#### [Records supplied]
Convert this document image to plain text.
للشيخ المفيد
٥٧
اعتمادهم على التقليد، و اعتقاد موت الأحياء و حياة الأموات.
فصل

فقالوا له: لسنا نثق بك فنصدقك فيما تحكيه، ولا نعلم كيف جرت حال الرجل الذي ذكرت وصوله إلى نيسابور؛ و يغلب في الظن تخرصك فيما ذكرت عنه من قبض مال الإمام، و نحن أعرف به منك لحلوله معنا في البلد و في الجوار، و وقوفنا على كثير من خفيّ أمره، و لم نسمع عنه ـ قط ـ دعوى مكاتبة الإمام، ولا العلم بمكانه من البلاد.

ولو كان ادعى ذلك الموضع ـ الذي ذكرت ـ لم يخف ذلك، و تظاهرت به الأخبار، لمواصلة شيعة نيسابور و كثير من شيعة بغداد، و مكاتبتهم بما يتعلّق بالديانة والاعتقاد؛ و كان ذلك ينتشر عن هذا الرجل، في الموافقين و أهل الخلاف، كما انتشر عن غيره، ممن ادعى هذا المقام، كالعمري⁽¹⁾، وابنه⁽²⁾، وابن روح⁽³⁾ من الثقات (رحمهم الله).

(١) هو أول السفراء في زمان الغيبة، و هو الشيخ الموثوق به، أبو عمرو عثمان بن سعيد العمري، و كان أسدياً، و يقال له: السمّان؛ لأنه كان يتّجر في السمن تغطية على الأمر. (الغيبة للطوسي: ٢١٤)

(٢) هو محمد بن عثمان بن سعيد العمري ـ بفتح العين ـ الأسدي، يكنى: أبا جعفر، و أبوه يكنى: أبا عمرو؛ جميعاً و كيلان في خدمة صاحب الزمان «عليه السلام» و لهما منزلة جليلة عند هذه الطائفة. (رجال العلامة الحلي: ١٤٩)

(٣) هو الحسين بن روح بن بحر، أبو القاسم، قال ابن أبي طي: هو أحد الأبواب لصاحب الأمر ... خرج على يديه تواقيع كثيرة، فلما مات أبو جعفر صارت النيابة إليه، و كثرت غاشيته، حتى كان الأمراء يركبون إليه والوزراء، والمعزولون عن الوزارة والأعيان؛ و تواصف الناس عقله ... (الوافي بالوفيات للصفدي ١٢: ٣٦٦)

#### [Problem requirements]
Set down every line of the listing above again, exactly as given.

#### [Result for this exercise]
Convert this document image to plain text.
للشيخ المفيد
٥٧
اعتمادهم على التقليد، و اعتقاد موت الأحياء و حياة الأموات.
فصل

فقالوا له: لسنا نثق بك فنصدقك فيما تحكيه، ولا نعلم كيف جرت حال الرجل الذي ذكرت وصوله إلى نيسابور؛ و يغلب في الظن تخرصك فيما ذكرت عنه من قبض مال الإمام، و نحن أعرف به منك لحلوله معنا في البلد و في الجوار، و وقوفنا على كثير من خفيّ أمره، و لم نسمع عنه ـ قط ـ دعوى مكاتبة الإمام، ولا العلم بمكانه من البلاد.

ولو كان ادعى ذلك الموضع ـ الذي ذكرت ـ لم يخف ذلك، و تظاهرت به الأخبار، لمواصلة شيعة نيسابور و كثير من شيعة بغداد، و مكاتبتهم بما يتعلّق بالديانة والاعتقاد؛ و كان ذلك ينتشر عن هذا الرجل، في الموافقين و أهل الخلاف، كما انتشر عن غيره، ممن ادعى هذا المقام، كالعمري⁽¹⁾، وابنه⁽²⁾، وابن روح⁽³⁾ من الثقات (رحمهم الله).

(١) هو أول السفراء في زمان الغيبة، و هو الشيخ الموثوق به، أبو عمرو عثمان بن سعيد العمري، و كان أسدياً، و يقال له: السمّان؛ لأنه كان يتّجر في السمن تغطية على الأمر. (الغيبة للطوسي: ٢١٤)

(٢) هو محمد بن عثمان بن سعيد العمري ـ بفتح العين ـ الأسدي، يكنى: أبا جعفر، و أبوه يكنى: أبا عمرو؛ جميعاً و كيلان في خدمة صاحب الزمان «عليه السلام» و لهما منزلة جليلة عند هذه الطائفة. (رجال العلامة الحلي: ١٤٩)

(٣) هو الحسين بن روح بن بحر، أبو القاسم، قال ابن أبي طي: هو أحد الأبواب لصاحب الأمر ... خرج على يديه تواقيع كثيرة، فلما مات أبو جعفر صارت النيابة إليه، و كثرت غاشيته، حتى كان الأمراء يركبون إليه والوزراء، والمعزولون عن الوزارة والأعيان؛ و تواصف الناس عقله ... (الوافي بالوفيات للصفدي ١٢: ٣٦٦)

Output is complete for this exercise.